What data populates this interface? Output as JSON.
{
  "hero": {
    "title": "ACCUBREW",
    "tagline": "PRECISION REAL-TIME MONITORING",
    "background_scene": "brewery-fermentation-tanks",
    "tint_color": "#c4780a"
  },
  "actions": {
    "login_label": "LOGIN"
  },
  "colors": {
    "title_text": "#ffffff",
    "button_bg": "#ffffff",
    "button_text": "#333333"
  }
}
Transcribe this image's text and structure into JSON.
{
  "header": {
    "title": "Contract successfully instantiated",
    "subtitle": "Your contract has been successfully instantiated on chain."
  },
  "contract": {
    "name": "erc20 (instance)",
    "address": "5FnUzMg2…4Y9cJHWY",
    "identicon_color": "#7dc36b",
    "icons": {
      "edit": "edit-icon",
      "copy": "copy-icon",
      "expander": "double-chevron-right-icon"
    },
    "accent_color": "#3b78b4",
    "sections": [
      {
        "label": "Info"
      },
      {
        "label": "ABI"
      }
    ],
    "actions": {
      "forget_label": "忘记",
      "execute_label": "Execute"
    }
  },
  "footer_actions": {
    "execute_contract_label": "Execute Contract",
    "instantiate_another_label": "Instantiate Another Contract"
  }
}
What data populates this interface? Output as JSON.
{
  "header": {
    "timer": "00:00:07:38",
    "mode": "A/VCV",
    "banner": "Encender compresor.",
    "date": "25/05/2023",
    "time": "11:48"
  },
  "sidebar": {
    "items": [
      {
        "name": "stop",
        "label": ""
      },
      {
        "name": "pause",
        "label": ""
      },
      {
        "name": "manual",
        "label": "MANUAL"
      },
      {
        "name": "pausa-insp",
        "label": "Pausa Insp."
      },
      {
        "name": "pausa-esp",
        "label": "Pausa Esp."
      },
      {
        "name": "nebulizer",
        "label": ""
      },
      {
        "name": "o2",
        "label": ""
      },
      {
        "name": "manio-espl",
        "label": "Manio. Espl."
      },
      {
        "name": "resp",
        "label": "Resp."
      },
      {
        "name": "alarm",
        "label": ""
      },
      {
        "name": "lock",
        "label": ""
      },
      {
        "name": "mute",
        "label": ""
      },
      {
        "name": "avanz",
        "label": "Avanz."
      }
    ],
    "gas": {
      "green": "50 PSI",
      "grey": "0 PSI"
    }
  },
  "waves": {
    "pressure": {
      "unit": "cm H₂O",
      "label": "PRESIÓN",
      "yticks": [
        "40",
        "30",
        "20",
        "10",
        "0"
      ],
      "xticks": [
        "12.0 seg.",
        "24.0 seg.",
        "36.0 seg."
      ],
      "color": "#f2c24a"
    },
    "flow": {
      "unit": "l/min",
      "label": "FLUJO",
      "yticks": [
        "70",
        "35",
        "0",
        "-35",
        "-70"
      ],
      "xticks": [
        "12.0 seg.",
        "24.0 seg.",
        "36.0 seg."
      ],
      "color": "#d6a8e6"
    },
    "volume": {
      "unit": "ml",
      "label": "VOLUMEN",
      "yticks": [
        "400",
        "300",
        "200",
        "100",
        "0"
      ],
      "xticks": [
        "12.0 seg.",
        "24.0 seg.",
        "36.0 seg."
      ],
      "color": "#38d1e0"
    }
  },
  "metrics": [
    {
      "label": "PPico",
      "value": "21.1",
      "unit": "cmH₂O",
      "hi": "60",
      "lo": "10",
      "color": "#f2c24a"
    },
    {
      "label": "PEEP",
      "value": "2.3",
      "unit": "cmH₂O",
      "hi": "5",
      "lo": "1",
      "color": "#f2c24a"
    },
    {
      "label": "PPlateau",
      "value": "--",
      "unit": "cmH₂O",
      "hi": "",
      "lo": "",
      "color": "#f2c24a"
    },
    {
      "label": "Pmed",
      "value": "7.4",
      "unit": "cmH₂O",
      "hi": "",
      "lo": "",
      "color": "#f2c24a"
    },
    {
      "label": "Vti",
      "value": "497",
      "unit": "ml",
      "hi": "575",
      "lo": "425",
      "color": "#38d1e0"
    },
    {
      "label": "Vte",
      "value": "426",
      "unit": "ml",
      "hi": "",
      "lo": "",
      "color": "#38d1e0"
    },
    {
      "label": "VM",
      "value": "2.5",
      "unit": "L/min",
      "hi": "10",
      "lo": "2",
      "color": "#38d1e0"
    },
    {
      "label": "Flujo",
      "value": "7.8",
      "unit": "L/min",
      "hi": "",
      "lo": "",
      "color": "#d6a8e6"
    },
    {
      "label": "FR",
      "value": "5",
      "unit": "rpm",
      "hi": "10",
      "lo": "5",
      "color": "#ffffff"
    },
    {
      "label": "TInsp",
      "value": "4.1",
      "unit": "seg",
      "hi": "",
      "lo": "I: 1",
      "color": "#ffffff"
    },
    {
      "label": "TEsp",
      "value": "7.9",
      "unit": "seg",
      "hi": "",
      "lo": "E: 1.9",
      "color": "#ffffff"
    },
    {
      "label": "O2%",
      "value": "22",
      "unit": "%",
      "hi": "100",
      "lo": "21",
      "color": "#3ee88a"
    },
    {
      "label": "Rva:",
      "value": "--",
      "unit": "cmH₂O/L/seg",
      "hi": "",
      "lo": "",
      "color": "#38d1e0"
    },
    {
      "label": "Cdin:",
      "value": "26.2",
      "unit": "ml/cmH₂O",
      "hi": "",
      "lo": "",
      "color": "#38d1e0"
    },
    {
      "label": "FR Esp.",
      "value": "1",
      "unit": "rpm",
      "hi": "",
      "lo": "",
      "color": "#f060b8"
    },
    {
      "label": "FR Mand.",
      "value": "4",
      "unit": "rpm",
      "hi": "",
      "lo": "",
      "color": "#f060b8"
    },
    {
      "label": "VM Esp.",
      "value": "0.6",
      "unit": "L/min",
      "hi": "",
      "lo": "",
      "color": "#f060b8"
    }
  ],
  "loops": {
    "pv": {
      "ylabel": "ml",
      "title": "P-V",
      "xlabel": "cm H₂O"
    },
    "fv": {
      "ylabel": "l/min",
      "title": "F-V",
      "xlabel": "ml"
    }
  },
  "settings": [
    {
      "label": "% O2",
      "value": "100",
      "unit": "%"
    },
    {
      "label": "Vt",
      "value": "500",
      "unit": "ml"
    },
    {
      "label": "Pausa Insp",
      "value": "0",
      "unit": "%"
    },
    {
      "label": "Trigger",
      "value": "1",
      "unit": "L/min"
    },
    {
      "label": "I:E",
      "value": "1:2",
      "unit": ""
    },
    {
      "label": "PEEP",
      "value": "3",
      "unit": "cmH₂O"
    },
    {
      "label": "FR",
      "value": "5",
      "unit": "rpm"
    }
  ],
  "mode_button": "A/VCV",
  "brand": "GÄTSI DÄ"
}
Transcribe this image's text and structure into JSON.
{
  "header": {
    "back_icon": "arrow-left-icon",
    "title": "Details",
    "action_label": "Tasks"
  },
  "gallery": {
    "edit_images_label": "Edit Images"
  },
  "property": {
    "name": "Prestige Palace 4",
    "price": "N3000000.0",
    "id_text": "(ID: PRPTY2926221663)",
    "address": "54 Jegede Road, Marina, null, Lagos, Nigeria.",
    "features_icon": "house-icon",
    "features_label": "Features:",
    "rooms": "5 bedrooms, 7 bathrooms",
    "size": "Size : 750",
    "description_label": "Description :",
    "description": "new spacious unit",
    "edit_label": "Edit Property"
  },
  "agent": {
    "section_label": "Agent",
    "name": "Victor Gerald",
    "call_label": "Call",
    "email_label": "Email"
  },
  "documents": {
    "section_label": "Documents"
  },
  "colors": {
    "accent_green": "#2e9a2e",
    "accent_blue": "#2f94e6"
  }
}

■ ■ ■ ■ ■ ■ ■

Exercise => Return all the data exactly as given.

Solved problem =>
What data populates this interface? Output as JSON.
{
  "hero": {
    "title": "ACCUBREW",
    "tagline": "PRECISION REAL-TIME MONITORING",
    "background_scene": "brewery-fermentation-tanks",
    "tint_color": "#c4780a"
  },
  "actions": {
    "login_label": "LOGIN"
  },
  "colors": {
    "title_text": "#ffffff",
    "button_bg": "#ffffff",
    "button_text": "#333333"
  }
}
Transcribe this image's text and structure into JSON.
{
  "header": {
    "title": "Contract successfully instantiated",
    "subtitle": "Your contract has been successfully instantiated on chain."
  },
  "contract": {
    "name": "erc20 (instance)",
    "address": "5FnUzMg2…4Y9cJHWY",
    "identicon_color": "#7dc36b",
    "icons": {
      "edit": "edit-icon",
      "copy": "copy-icon",
      "expander": "double-chevron-right-icon"
    },
    "accent_color": "#3b78b4",
    "sections": [
      {
        "label": "Info"
      },
      {
        "label": "ABI"
      }
    ],
    "actions": {
      "forget_label": "忘记",
      "execute_label": "Execute"
    }
  },
  "footer_actions": {
    "execute_contract_label": "Execute Contract",
    "instantiate_another_label": "Instantiate Another Contract"
  }
}
What data populates this interface? Output as JSON.
{
  "header": {
    "timer": "00:00:07:38",
    "mode": "A/VCV",
    "banner": "Encender compresor.",
    "date": "25/05/2023",
    "time": "11:48"
  },
  "sidebar": {
    "items": [
      {
        "name": "stop",
        "label": ""
      },
      {
        "name": "pause",
        "label": ""
      },
      {
        "name": "manual",
        "label": "MANUAL"
      },
      {
        "name": "pausa-insp",
        "label": "Pausa Insp."
      },
      {
        "name": "pausa-esp",
        "label": "Pausa Esp."
      },
      {
        "name": "nebulizer",
        "label": ""
      },
      {
        "name": "o2",
        "label": ""
      },
      {
        "name": "manio-espl",
        "label": "Manio. Espl."
      },
      {
        "name": "resp",
        "label": "Resp."
      },
      {
        "name": "alarm",
        "label": ""
      },
      {
        "name": "lock",
        "label": ""
      },
      {
        "name": "mute",
        "label": ""
      },
      {
        "name": "avanz",
        "label": "Avanz."
      }
    ],
    "gas": {
      "green": "50 PSI",
      "grey": "0 PSI"
    }
  },
  "waves": {
    "pressure": {
      "unit": "cm H₂O",
      "label": "PRESIÓN",
      "yticks": [
        "40",
        "30",
        "20",
        "10",
        "0"
      ],
      "xticks": [
        "12.0 seg.",
        "24.0 seg.",
        "36.0 seg."
      ],
      "color": "#f2c24a"
    },
    "flow": {
      "unit": "l/min",
      "label": "FLUJO",
      "yticks": [
        "70",
        "35",
        "0",
        "-35",
        "-70"
      ],
      "xticks": [
        "12.0 seg.",
        "24.0 seg.",
        "36.0 seg."
      ],
      "color": "#d6a8e6"
    },
    "volume": {
      "unit": "ml",
      "label": "VOLUMEN",
      "yticks": [
        "400",
        "300",
        "200",
        "100",
        "0"
      ],
      "xticks": [
        "12.0 seg.",
        "24.0 seg.",
        "36.0 seg."
      ],
      "color": "#38d1e0"
    }
  },
  "metrics": [
    {
      "label": "PPico",
      "value": "21.1",
      "unit": "cmH₂O",
      "hi": "60",
      "lo": "10",
      "color": "#f2c24a"
    },
    {
      "label": "PEEP",
      "value": "2.3",
      "unit": "cmH₂O",
      "hi": "5",
      "lo": "1",
      "color": "#f2c24a"
    },
    {
      "label": "PPlateau",
      "value": "--",
      "unit": "cmH₂O",
      "hi": "",
      "lo": "",
      "color": "#f2c24a"
    },
    {
      "label": "Pmed",
      "value": "7.4",
      "unit": "cmH₂O",
      "hi": "",
      "lo": "",
      "color": "#f2c24a"
    },
    {
      "label": "Vti",
      "value": "497",
      "unit": "ml",
      "hi": "575",
      "lo": "425",
      "color": "#38d1e0"
    },
    {
      "label": "Vte",
      "value": "426",
      "unit": "ml",
      "hi": "",
      "lo": "",
      "color": "#38d1e0"
    },
    {
      "label": "VM",
      "value": "2.5",
      "unit": "L/min",
      "hi": "10",
      "lo": "2",
      "color": "#38d1e0"
    },
    {
      "label": "Flujo",
      "value": "7.8",
      "unit": "L/min",
      "hi": "",
      "lo": "",
      "color": "#d6a8e6"
    },
    {
      "label": "FR",
      "value": "5",
      "unit": "rpm",
      "hi": "10",
      "lo": "5",
      "color": "#ffffff"
    },
    {
      "label": "TInsp",
      "value": "4.1",
      "unit": "seg",
      "hi": "",
      "lo": "I: 1",
      "color": "#ffffff"
    },
    {
      "label": "TEsp",
      "value": "7.9",
      "unit": "seg",
      "hi": "",
      "lo": "E: 1.9",
      "color": "#ffffff"
    },
    {
      "label": "O2%",
      "value": "22",
      "unit": "%",
      "hi": "100",
      "lo": "21",
      "color": "#3ee88a"
    },
    {
      "label": "Rva:",
      "value": "--",
      "unit": "cmH₂O/L/seg",
      "hi": "",
      "lo": "",
      "color": "#38d1e0"
    },
    {
      "label": "Cdin:",
      "value": "26.2",
      "unit": "ml/cmH₂O",
      "hi": "",
      "lo": "",
      "color": "#38d1e0"
    },
    {
      "label": "FR Esp.",
      "value": "1",
      "unit": "rpm",
      "hi": "",
      "lo": "",
      "color": "#f060b8"
    },
    {
      "label": "FR Mand.",
      "value": "4",
      "unit": "rpm",
      "hi": "",
      "lo": "",
      "color": "#f060b8"
    },
    {
      "label": "VM Esp.",
      "value": "0.6",
      "unit": "L/min",
      "hi": "",
      "lo": "",
      "color": "#f060b8"
    }
  ],
  "loops": {
    "pv": {
      "ylabel": "ml",
      "title": "P-V",
      "xlabel": "cm H₂O"
    },
    "fv": {
      "ylabel": "l/min",
      "title": "F-V",
      "xlabel": "ml"
    }
  },
  "settings": [
    {
      "label": "% O2",
      "value": "100",
      "unit": "%"
    },
    {
      "label": "Vt",
      "value": "500",
      "unit": "ml"
    },
    {
      "label": "Pausa Insp",
      "value": "0",
      "unit": "%"
    },
    {
      "label": "Trigger",
      "value": "1",
      "unit": "L/min"
    },
    {
      "label": "I:E",
      "value": "1:2",
      "unit": ""
    },
    {
      "label": "PEEP",
      "value": "3",
      "unit": "cmH₂O"
    },
    {
      "label": "FR",
      "value": "5",
      "unit": "rpm"
    }
  ],
  "mode_button": "A/VCV",
  "brand": "GÄTSI DÄ"
}
Transcribe this image's text and structure into JSON.
{
  "header": {
    "back_icon": "arrow-left-icon",
    "title": "Details",
    "action_label": "Tasks"
  },
  "gallery": {
    "edit_images_label": "Edit Images"
  },
  "property": {
    "name": "Prestige Palace 4",
    "price": "N3000000.0",
    "id_text": "(ID: PRPTY2926221663)",
    "address": "54 Jegede Road, Marina, null, Lagos, Nigeria.",
    "features_icon": "house-icon",
    "features_label": "Features:",
    "rooms": "5 bedrooms, 7 bathrooms",
    "size": "Size : 750",
    "description_label": "Description :",
    "description": "new spacious unit",
    "edit_label": "Edit Property"
  },
  "agent": {
    "section_label": "Agent",
    "name": "Victor Gerald",
    "call_label": "Call",
    "email_label": "Email"
  },
  "documents": {
    "section_label": "Documents"
  },
  "colors": {
    "accent_green": "#2e9a2e",
    "accent_blue": "#2f94e6"
  }
}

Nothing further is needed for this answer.